_STATED TASK_. Where the word "JSON" occurs in a line, return that line.

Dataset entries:
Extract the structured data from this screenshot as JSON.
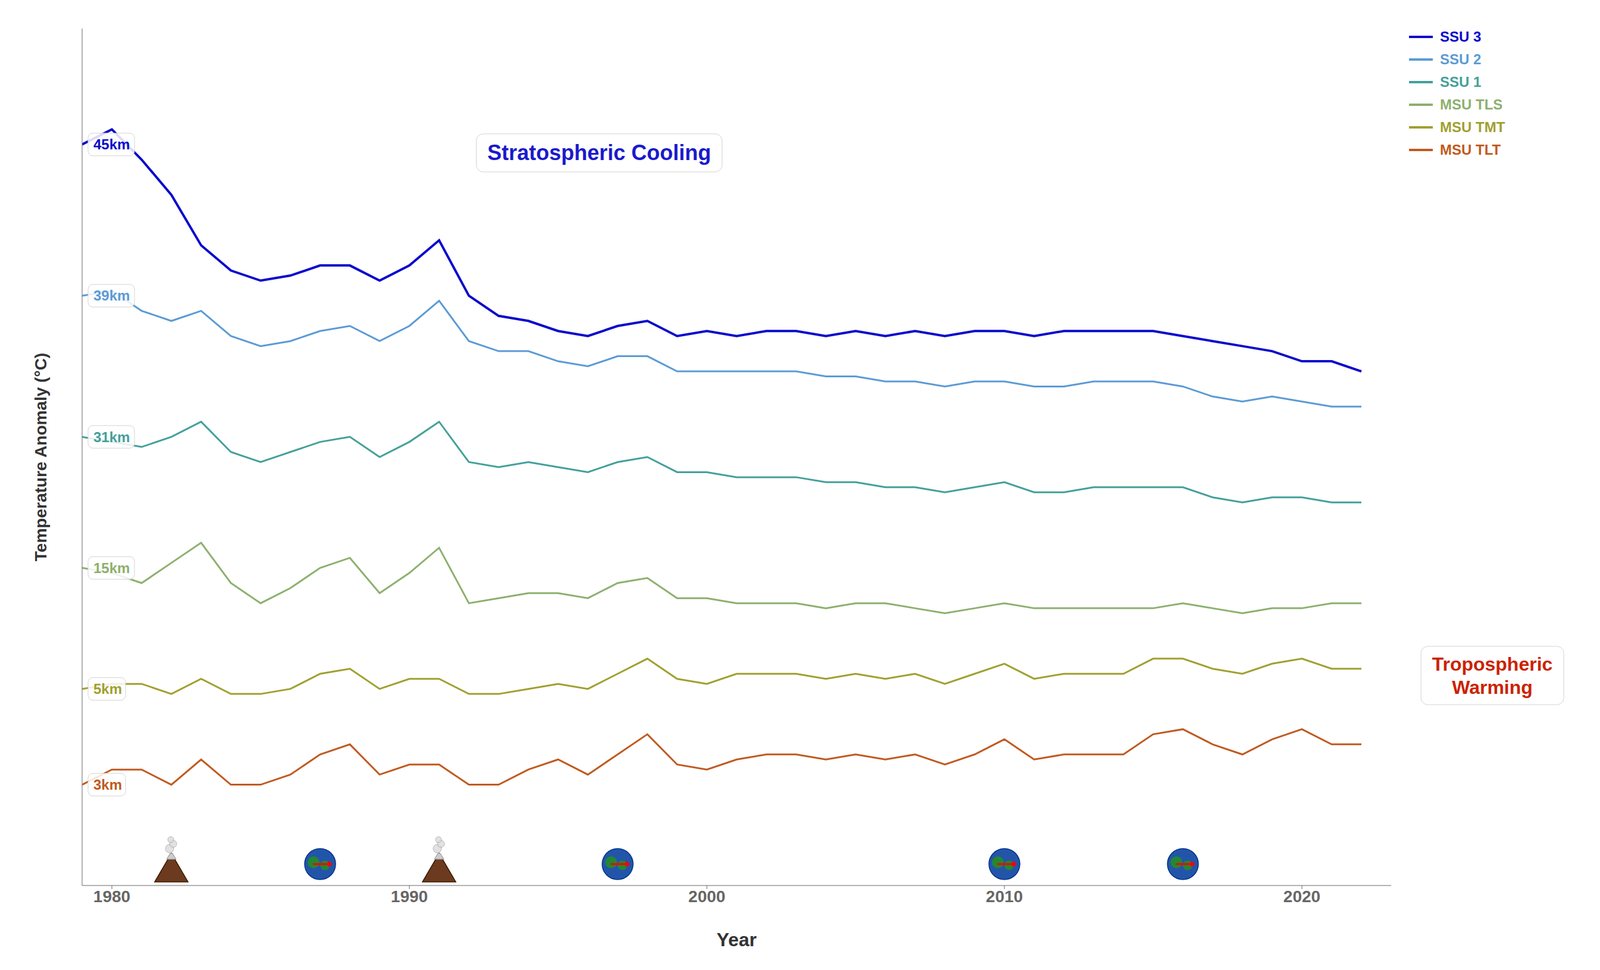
{
  "chart_data": {
    "type": "line",
    "xlabel": "Year",
    "ylabel": "Temperature Anomaly (°C)",
    "x": [
      1979,
      1980,
      1981,
      1982,
      1983,
      1984,
      1985,
      1986,
      1987,
      1988,
      1989,
      1990,
      1991,
      1992,
      1993,
      1994,
      1995,
      1996,
      1997,
      1998,
      1999,
      2000,
      2001,
      2002,
      2003,
      2004,
      2005,
      2006,
      2007,
      2008,
      2009,
      2010,
      2011,
      2012,
      2013,
      2014,
      2015,
      2016,
      2017,
      2018,
      2019,
      2020,
      2021,
      2022
    ],
    "series": [
      {
        "name": "SSU 3",
        "color": "#0a09cc",
        "values": [
          1.2,
          1.5,
          0.9,
          0.2,
          -0.8,
          -1.3,
          -1.5,
          -1.4,
          -1.2,
          -1.2,
          -1.5,
          -1.2,
          -0.7,
          -1.8,
          -2.2,
          -2.3,
          -2.5,
          -2.6,
          -2.4,
          -2.3,
          -2.6,
          -2.5,
          -2.6,
          -2.5,
          -2.5,
          -2.6,
          -2.5,
          -2.6,
          -2.5,
          -2.6,
          -2.5,
          -2.5,
          -2.6,
          -2.5,
          -2.5,
          -2.5,
          -2.5,
          -2.6,
          -2.7,
          -2.8,
          -2.9,
          -3.1,
          -3.1,
          -3.3
        ]
      },
      {
        "name": "SSU 2",
        "color": "#5b9bd5",
        "values": [
          -1.8,
          -1.7,
          -2.1,
          -2.3,
          -2.1,
          -2.6,
          -2.8,
          -2.7,
          -2.5,
          -2.4,
          -2.7,
          -2.4,
          -1.9,
          -2.7,
          -2.9,
          -2.9,
          -3.1,
          -3.2,
          -3.0,
          -3.0,
          -3.3,
          -3.3,
          -3.3,
          -3.3,
          -3.3,
          -3.4,
          -3.4,
          -3.5,
          -3.5,
          -3.6,
          -3.5,
          -3.5,
          -3.6,
          -3.6,
          -3.5,
          -3.5,
          -3.5,
          -3.6,
          -3.8,
          -3.9,
          -3.8,
          -3.9,
          -4.0,
          -4.0
        ]
      },
      {
        "name": "SSU 1",
        "color": "#44a09a",
        "values": [
          -4.6,
          -4.7,
          -4.8,
          -4.6,
          -4.3,
          -4.9,
          -5.1,
          -4.9,
          -4.7,
          -4.6,
          -5.0,
          -4.7,
          -4.3,
          -5.1,
          -5.2,
          -5.1,
          -5.2,
          -5.3,
          -5.1,
          -5.0,
          -5.3,
          -5.3,
          -5.4,
          -5.4,
          -5.4,
          -5.5,
          -5.5,
          -5.6,
          -5.6,
          -5.7,
          -5.6,
          -5.5,
          -5.7,
          -5.7,
          -5.6,
          -5.6,
          -5.6,
          -5.6,
          -5.8,
          -5.9,
          -5.8,
          -5.8,
          -5.9,
          -5.9
        ]
      },
      {
        "name": "MSU TLS",
        "color": "#8db06e",
        "values": [
          -7.2,
          -7.3,
          -7.5,
          -7.1,
          -6.7,
          -7.5,
          -7.9,
          -7.6,
          -7.2,
          -7.0,
          -7.7,
          -7.3,
          -6.8,
          -7.9,
          -7.8,
          -7.7,
          -7.7,
          -7.8,
          -7.5,
          -7.4,
          -7.8,
          -7.8,
          -7.9,
          -7.9,
          -7.9,
          -8.0,
          -7.9,
          -7.9,
          -8.0,
          -8.1,
          -8.0,
          -7.9,
          -8.0,
          -8.0,
          -8.0,
          -8.0,
          -8.0,
          -7.9,
          -8.0,
          -8.1,
          -8.0,
          -8.0,
          -7.9,
          -7.9
        ]
      },
      {
        "name": "MSU TMT",
        "color": "#a0a030",
        "values": [
          -9.6,
          -9.5,
          -9.5,
          -9.7,
          -9.4,
          -9.7,
          -9.7,
          -9.6,
          -9.3,
          -9.2,
          -9.6,
          -9.4,
          -9.4,
          -9.7,
          -9.7,
          -9.6,
          -9.5,
          -9.6,
          -9.3,
          -9.0,
          -9.4,
          -9.5,
          -9.3,
          -9.3,
          -9.3,
          -9.4,
          -9.3,
          -9.4,
          -9.3,
          -9.5,
          -9.3,
          -9.1,
          -9.4,
          -9.3,
          -9.3,
          -9.3,
          -9.0,
          -9.0,
          -9.2,
          -9.3,
          -9.1,
          -9.0,
          -9.2,
          -9.2
        ]
      },
      {
        "name": "MSU TLT",
        "color": "#c05a20",
        "values": [
          -11.5,
          -11.2,
          -11.2,
          -11.5,
          -11.0,
          -11.5,
          -11.5,
          -11.3,
          -10.9,
          -10.7,
          -11.3,
          -11.1,
          -11.1,
          -11.5,
          -11.5,
          -11.2,
          -11.0,
          -11.3,
          -10.9,
          -10.5,
          -11.1,
          -11.2,
          -11.0,
          -10.9,
          -10.9,
          -11.0,
          -10.9,
          -11.0,
          -10.9,
          -11.1,
          -10.9,
          -10.6,
          -11.0,
          -10.9,
          -10.9,
          -10.9,
          -10.5,
          -10.4,
          -10.7,
          -10.9,
          -10.6,
          -10.4,
          -10.7,
          -10.7
        ]
      }
    ],
    "xlim": [
      1979,
      2023
    ],
    "xticks": [
      1980,
      1990,
      2000,
      2010,
      2020
    ],
    "ylim": [
      -13.5,
      3.5
    ],
    "yticks": [],
    "tick_labels": "x",
    "grid": false,
    "legend": "upper right",
    "annotations": [
      {
        "text": "45km",
        "series": "SSU 3",
        "color": "#0a09cc"
      },
      {
        "text": "39km",
        "series": "SSU 2",
        "color": "#5b9bd5"
      },
      {
        "text": "31km",
        "series": "SSU 1",
        "color": "#44a09a"
      },
      {
        "text": "15km",
        "series": "MSU TLS",
        "color": "#8db06e"
      },
      {
        "text": "5km",
        "series": "MSU TMT",
        "color": "#a0a030"
      },
      {
        "text": "3km",
        "series": "MSU TLT",
        "color": "#c05a20"
      },
      {
        "text": "Stratospheric Cooling",
        "color": "#1a1acc"
      },
      {
        "text": "Tropospheric\nWarming",
        "color": "#cc2200"
      }
    ],
    "volcano_years": [
      1982,
      1991
    ],
    "elnino_years": [
      1987,
      1997,
      2010,
      2016
    ]
  }
}
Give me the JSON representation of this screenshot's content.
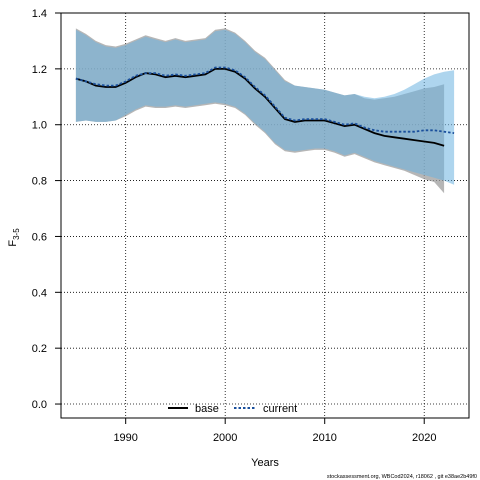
{
  "chart_data": {
    "type": "line",
    "xlabel": "Years",
    "ylabel_main": "F",
    "ylabel_sub": "3-5",
    "xlim": [
      1983.5,
      2024.5
    ],
    "ylim": [
      -0.05,
      1.4
    ],
    "x_ticks": [
      1990,
      2000,
      2010,
      2020
    ],
    "y_ticks": [
      0.0,
      0.2,
      0.4,
      0.6,
      0.8,
      1.0,
      1.2,
      1.4
    ],
    "y_tick_labels": [
      "0.0",
      "0.2",
      "0.4",
      "0.6",
      "0.8",
      "1.0",
      "1.2",
      "1.4"
    ],
    "grid": true,
    "legend_position": "bottom",
    "series": [
      {
        "name": "base",
        "color": "#000000",
        "line_style": "solid",
        "band_color": "#9e9e9e",
        "x": [
          1985,
          1986,
          1987,
          1988,
          1989,
          1990,
          1991,
          1992,
          1993,
          1994,
          1995,
          1996,
          1997,
          1998,
          1999,
          2000,
          2001,
          2002,
          2003,
          2004,
          2005,
          2006,
          2007,
          2008,
          2009,
          2010,
          2011,
          2012,
          2013,
          2014,
          2015,
          2016,
          2017,
          2018,
          2019,
          2020,
          2021,
          2022
        ],
        "values": [
          1.165,
          1.155,
          1.14,
          1.135,
          1.135,
          1.15,
          1.17,
          1.185,
          1.18,
          1.17,
          1.175,
          1.17,
          1.175,
          1.18,
          1.2,
          1.2,
          1.19,
          1.165,
          1.13,
          1.1,
          1.06,
          1.02,
          1.01,
          1.015,
          1.015,
          1.015,
          1.005,
          0.995,
          1.0,
          0.985,
          0.97,
          0.96,
          0.955,
          0.95,
          0.945,
          0.94,
          0.935,
          0.925
        ],
        "lower": [
          1.01,
          1.015,
          1.01,
          1.01,
          1.015,
          1.03,
          1.05,
          1.065,
          1.06,
          1.06,
          1.065,
          1.06,
          1.065,
          1.07,
          1.075,
          1.07,
          1.06,
          1.035,
          1.0,
          0.97,
          0.93,
          0.905,
          0.9,
          0.905,
          0.91,
          0.91,
          0.9,
          0.885,
          0.895,
          0.88,
          0.865,
          0.855,
          0.845,
          0.835,
          0.82,
          0.805,
          0.795,
          0.755
        ],
        "upper": [
          1.345,
          1.325,
          1.3,
          1.285,
          1.28,
          1.29,
          1.305,
          1.32,
          1.31,
          1.3,
          1.31,
          1.3,
          1.305,
          1.31,
          1.34,
          1.345,
          1.33,
          1.3,
          1.265,
          1.24,
          1.2,
          1.16,
          1.14,
          1.135,
          1.13,
          1.125,
          1.115,
          1.105,
          1.11,
          1.095,
          1.09,
          1.095,
          1.1,
          1.11,
          1.12,
          1.13,
          1.135,
          1.145
        ]
      },
      {
        "name": "current",
        "color": "#1a4f9c",
        "line_style": "dotted",
        "band_color": "#6cb3e0",
        "x": [
          1985,
          1986,
          1987,
          1988,
          1989,
          1990,
          1991,
          1992,
          1993,
          1994,
          1995,
          1996,
          1997,
          1998,
          1999,
          2000,
          2001,
          2002,
          2003,
          2004,
          2005,
          2006,
          2007,
          2008,
          2009,
          2010,
          2011,
          2012,
          2013,
          2014,
          2015,
          2016,
          2017,
          2018,
          2019,
          2020,
          2021,
          2022,
          2023
        ],
        "values": [
          1.165,
          1.155,
          1.145,
          1.14,
          1.14,
          1.155,
          1.175,
          1.185,
          1.185,
          1.175,
          1.18,
          1.175,
          1.18,
          1.185,
          1.205,
          1.205,
          1.195,
          1.17,
          1.135,
          1.105,
          1.065,
          1.025,
          1.015,
          1.02,
          1.02,
          1.02,
          1.01,
          1.0,
          1.005,
          0.99,
          0.98,
          0.975,
          0.975,
          0.975,
          0.975,
          0.98,
          0.98,
          0.975,
          0.97
        ],
        "lower": [
          1.01,
          1.015,
          1.01,
          1.01,
          1.015,
          1.035,
          1.055,
          1.07,
          1.065,
          1.065,
          1.07,
          1.065,
          1.07,
          1.075,
          1.08,
          1.075,
          1.065,
          1.04,
          1.005,
          0.975,
          0.935,
          0.91,
          0.905,
          0.91,
          0.915,
          0.915,
          0.905,
          0.89,
          0.9,
          0.885,
          0.87,
          0.86,
          0.85,
          0.84,
          0.83,
          0.82,
          0.81,
          0.8,
          0.785
        ],
        "upper": [
          1.34,
          1.32,
          1.295,
          1.28,
          1.275,
          1.285,
          1.3,
          1.315,
          1.305,
          1.295,
          1.305,
          1.295,
          1.3,
          1.305,
          1.335,
          1.34,
          1.325,
          1.295,
          1.26,
          1.235,
          1.195,
          1.155,
          1.14,
          1.135,
          1.13,
          1.125,
          1.115,
          1.105,
          1.11,
          1.1,
          1.095,
          1.1,
          1.11,
          1.125,
          1.145,
          1.165,
          1.18,
          1.19,
          1.195
        ]
      }
    ],
    "caption": "stockassessment.org, WBCod2024, r18062 , git e38ae2b49f0"
  }
}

_TASK SOLUTION_.
Extract the structured data from this screenshot as JSON.
Give me the JSON representation of this screenshot's content.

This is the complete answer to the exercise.